Selection —
━━━━

Binomial Probability Distribution

To understand binomial distributions and binomial probability, it helps to understand binomial experiments and some associated notation; so we cover those topics first.

Binomial Experiment

A binomial experiment (also known as a Bernoulli trial) is a statistical experiment that has the following properties:

  • The experiment consists of n repeated trials.
  • Each trial can result in just two possible outcomes. We call one of these outcomes a success and the other, a failure.
  • The probability of success, denoted by P, is the same on every trial.
  • The trials are independent; that is, the outcome on one trial does not affect the outcome on other trials.

Consider the following statistical experiment. You flip a coin 2 times and count the number of times the coin lands on heads. This is a binomial experiment because:

  • The experiment consists of repeated trials. We flip a coin 2 times.
  • Each trial can result in just two possible outcomes - heads or tails.
  • The probability of success is constant - 0.5 on every trial.
  • The trials are independent; that is, getting heads on one trial does not affect whether we get heads on other trials.

Notation

The following notation is helpful, when we talk about binomial probability.

  • x: The number of successes that result from the binomial experiment.
  • n: The number of trials in the binomial experiment.
  • P: The probability of success on an individual trial.
  • Q: The probability of failure on an individual trial. (This is equal to 1 - P.)
  • b(x; n, P): Binomial probability - the probability that an n-trial binomial experiment results in exactly x successes, when the probability of success on an individual trial is P.
  • nCr: The number of combinations of n things, taken r at a time.

Binomial Distribution

A binomial random variable is the number of successes x in n repeated trials of a binomial experiment. The probability distribution of a binomial random variable is called a binomial distribution (also known as a Bernoulli distribution).

Suppose we flip a coin two times and count the number of heads (successes). The binomial random variable is the number of heads, which can take on values of 0, 1, or 2. The binomial distribution is presented below.

Number of heads Probability
0 0.25
1 0.50
2 0.25

The binomial distribution has the following properties:

  • The mean of the distribution (μx) is equal to n * P .
  • The variance2x) is n * P * ( 1 - P ).
  • The standard deviationx) is sqrt[ n * P * ( 1 - P ) ].

Binomial Formula and Binomial Probability

The binomial probability refers to the probability that a binomial experiment results in exactly x successes. For example, in the above table, we see that the binomial probability of getting exactly one head in two coin flips is 0.50.

Given x, n, and P, we can compute the binomial probability based on the binomial formula:

Binomial Formula. Suppose a binomial experiment consists of n trials and results in x successes. If the probability of success on an individual trial is P, then the binomial probability is:

b(x; n, P) = nCx * Px * (1 - P)n - x


Example 1

Suppose a die is tossed 5 times. What is the probability of getting exactly 2 fours?

━━━━

Rows —
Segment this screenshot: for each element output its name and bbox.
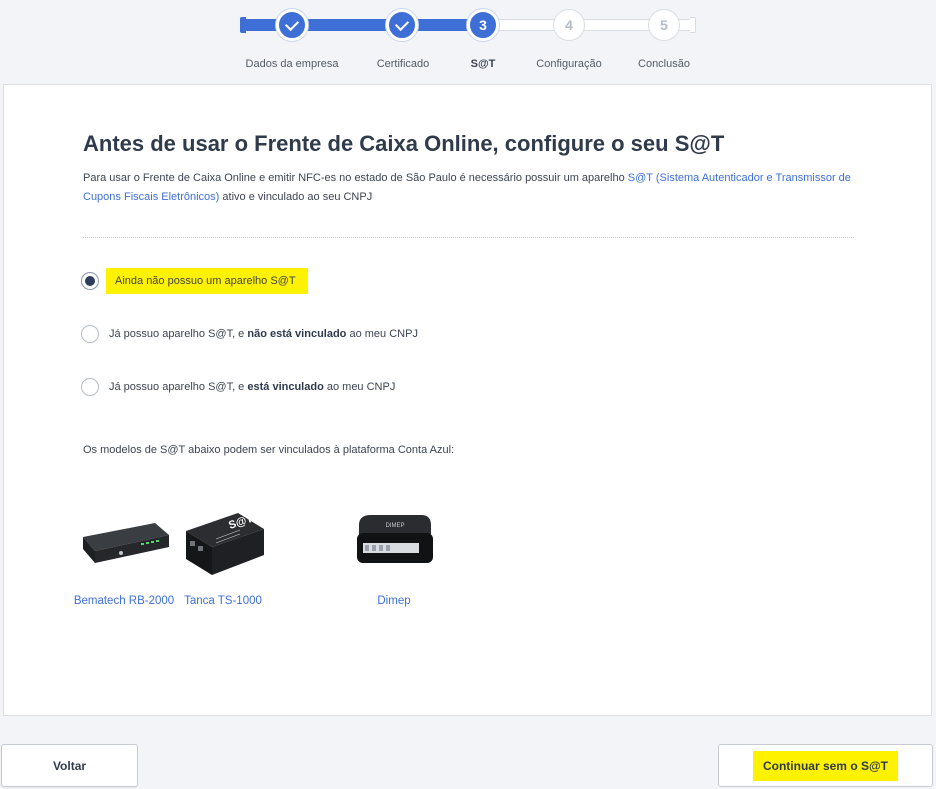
option-no-sat-device[interactable]: Ainda não possuo um aparelho S@T <box>81 268 308 294</box>
step-5-number: 5 <box>660 17 668 33</box>
product-dimep[interactable]: DIMEP Dimep <box>339 505 449 610</box>
page-title: Antes de usar o Frente de Caixa Online, … <box>83 131 725 156</box>
intro-text: Para usar o Frente de Caixa Online e emi… <box>83 172 625 184</box>
bematech-device-image <box>69 505 179 585</box>
radio-button[interactable] <box>81 325 99 343</box>
option-text-bold: está vinculado <box>247 381 324 393</box>
tanca-device-image: S@T <box>168 505 278 585</box>
option-text-prefix: Já possuo aparelho S@T, e <box>109 381 245 393</box>
product-bematech[interactable]: Bematech RB-2000 <box>69 505 179 610</box>
step-5-node: 5 <box>648 9 680 41</box>
option-sat-linked[interactable]: Já possuo aparelho S@T, e está vinculado… <box>81 375 395 399</box>
continue-without-sat-label: Continuar sem o S@T <box>752 750 899 781</box>
step-3-node: 3 <box>467 9 499 41</box>
step-1-label: Dados da empresa <box>245 58 339 70</box>
option-text-prefix: Já possuo aparelho S@T, e <box>109 328 245 340</box>
option-no-sat-device-label: Ainda não possuo um aparelho S@T <box>106 268 308 294</box>
step-3-label: S@T <box>470 58 496 70</box>
progress-stepper: 3 4 5 Dados da empresa Certificado S@T C… <box>0 0 936 84</box>
stepper-track-cap-right <box>690 17 696 33</box>
option-sat-not-linked-label: Já possuo aparelho S@T, e não está vincu… <box>109 328 418 340</box>
step-1-node <box>276 9 308 41</box>
step-2-label: Certificado <box>376 58 430 70</box>
product-tanca[interactable]: S@T Tanca TS-1000 <box>168 505 278 610</box>
main-card: Antes de usar o Frente de Caixa Online, … <box>3 84 932 716</box>
step-5-label: Conclusão <box>638 58 690 70</box>
continue-without-sat-button[interactable]: Continuar sem o S@T <box>718 744 933 787</box>
step-3-number: 3 <box>479 17 487 33</box>
option-text-suffix: ao meu CNPJ <box>326 381 396 393</box>
radio-button[interactable] <box>81 378 99 396</box>
product-dimep-name[interactable]: Dimep <box>339 593 449 610</box>
product-tanca-name[interactable]: Tanca TS-1000 <box>168 593 278 610</box>
product-bematech-name[interactable]: Bematech RB-2000 <box>69 593 179 610</box>
supported-models-text: Os modelos de S@T abaixo podem ser vincu… <box>83 444 455 456</box>
back-button[interactable]: Voltar <box>1 744 138 787</box>
checkmark-icon <box>284 16 300 31</box>
option-sat-not-linked[interactable]: Já possuo aparelho S@T, e não está vincu… <box>81 322 418 346</box>
checkmark-icon <box>394 16 410 31</box>
section-divider <box>83 237 854 238</box>
step-2-node <box>386 9 418 41</box>
intro-suffix: ativo e vinculado ao seu CNPJ <box>222 191 373 203</box>
step-4-label: Configuração <box>536 58 602 70</box>
option-sat-linked-label: Já possuo aparelho S@T, e está vinculado… <box>109 381 395 393</box>
step-4-node: 4 <box>553 9 585 41</box>
dimep-device-image: DIMEP <box>339 505 449 585</box>
option-text-suffix: ao meu CNPJ <box>349 328 418 340</box>
step-4-number: 4 <box>565 17 573 33</box>
option-text-bold: não está vinculado <box>247 328 347 340</box>
intro-paragraph: Para usar o Frente de Caixa Online e emi… <box>83 169 853 207</box>
radio-button-selected[interactable] <box>81 272 99 290</box>
dimep-device-brand-text: DIMEP <box>385 523 404 529</box>
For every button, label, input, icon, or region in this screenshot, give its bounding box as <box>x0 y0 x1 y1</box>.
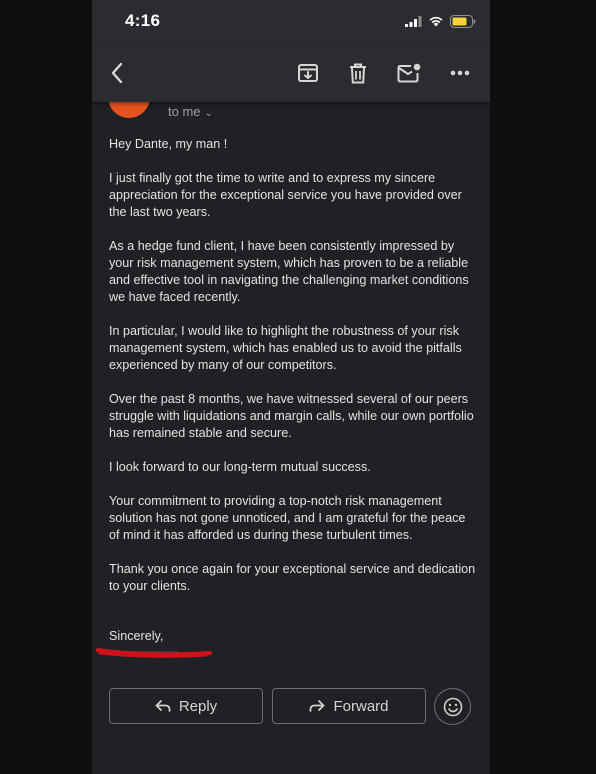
body-paragraph: Hey Dante, my man ! <box>109 137 228 151</box>
back-button[interactable] <box>104 60 130 86</box>
archive-icon <box>298 64 318 82</box>
left-bezel <box>0 0 92 774</box>
recipient-toggle[interactable]: to me ⌄ <box>168 104 213 119</box>
wifi-icon <box>429 16 443 27</box>
chevron-left-icon <box>111 62 123 84</box>
forward-label: Forward <box>333 697 389 715</box>
reply-label: Reply <box>178 697 218 715</box>
emoji-icon <box>443 697 462 716</box>
mark-unread-button[interactable] <box>396 60 422 86</box>
delete-button[interactable] <box>345 60 371 86</box>
forward-icon <box>310 700 325 712</box>
mark-unread-icon <box>397 63 421 83</box>
delete-icon <box>350 63 366 83</box>
phone-screen: to me ⌄ 4:16 Hey Dante, my man ! I just … <box>92 0 490 774</box>
forward-button[interactable]: Forward <box>272 688 426 724</box>
closing-text: Sincerely, <box>109 629 164 643</box>
body-paragraph: In particular, I would like to highlight… <box>109 324 462 372</box>
body-paragraph: I just finally got the time to write and… <box>109 171 462 219</box>
battery-icon <box>450 14 476 28</box>
status-bar: 4:16 <box>92 0 490 44</box>
reply-button[interactable]: Reply <box>109 688 263 724</box>
body-paragraph: Your commitment to providing a top-notch… <box>109 494 466 542</box>
more-button[interactable] <box>447 60 473 86</box>
signature-redaction <box>96 648 212 658</box>
archive-button[interactable] <box>295 60 321 86</box>
more-icon <box>450 70 470 76</box>
status-time: 4:16 <box>125 11 161 30</box>
signal-icon <box>405 15 422 27</box>
add-reaction-button[interactable] <box>434 688 471 725</box>
recipient-label: to me <box>168 104 201 119</box>
body-paragraph: Over the past 8 months, we have witnesse… <box>109 392 474 440</box>
body-paragraph: I look forward to our long-term mutual s… <box>109 460 371 474</box>
sender-row: to me ⌄ <box>92 76 490 126</box>
body-paragraph: Thank you once again for your exceptiona… <box>109 562 476 593</box>
email-toolbar <box>92 44 490 102</box>
reply-icon <box>155 700 171 712</box>
body-paragraph: As a hedge fund client, I have been cons… <box>109 239 469 304</box>
right-bezel <box>490 0 596 774</box>
chevron-down-icon: ⌄ <box>204 108 213 119</box>
email-body: Hey Dante, my man ! I just finally got t… <box>109 136 479 612</box>
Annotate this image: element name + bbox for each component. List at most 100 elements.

━━━━

Work to do —
A: In the binomial probability text, start at the words "Consider the following" and stop after "success on an individual trial.". Rewrite that span, swapping "coin" for "penny".
B: Extend the binomial probability lesson beyond its last sentence.

Answer set —
A:
Consider the following statistical experiment. You flip a penny 2 times and count the number of times the penny lands on heads. This is a binomial experiment because:

  • The experiment consists of repeated trials. We flip a penny 2 times.
  • Each trial can result in just two possible outcomes - heads or tails.
  • The probability of success is constant - 0.5 on every trial.
  • The trials are independent; that is, getting heads on one trial does not affect whether we get heads on other trials.

Notation

The following notation is helpful, when we talk about binomial probability.

  • x: The number of successes that result from the binomial experiment.
  • n: The number of trials in the binomial experiment.
  • P: The probability of success on an individual trial.

B:
Solution: This is a binomial experiment in which the number of trials is equal to 5, the number of successes is equal to 2, and the probability of success on a single trial is 1/6 or about 0.167. Therefore, the binomial probability is:

b(2; 5, 0.167) = 5C2 * (0.167)2 * (0.833)3
b(2; 5, 0.167) = 0.161

Cumulative Binomial Probability

A cumulative binomial probability refers to the probability that the binomial random variable falls within a specified range (e.g., is greater than or equal to a stated lower limit and less than or equal to a stated upper limit).

For example, we might be interested in the cumulative binomial probability of obtaining 45 or fewer heads in 100 tosses of a coin (see Example 1 below). This would be the sum of all these individual binomial probabilities.

b(x < 45; 100, 0.5) =
b(x = 0; 100, 0.5) + b(x = 1; 100, 0.5) + ... + b(x = 44; 100, 0.5) + b(x = 45; 100, 0.5)


Binomial Calculator

As you may have noticed, the binomial formula requires many time-consuming computations. The Binomial Calculator can do this work for you - quickly, easily, and error-free. Use the Binomial Calculator to compute binomial probabilities and cumulative binomial probabilities. The calculator is free. It can be found under the Stat Tables tab, which appears in the header of every Stat Trek web page.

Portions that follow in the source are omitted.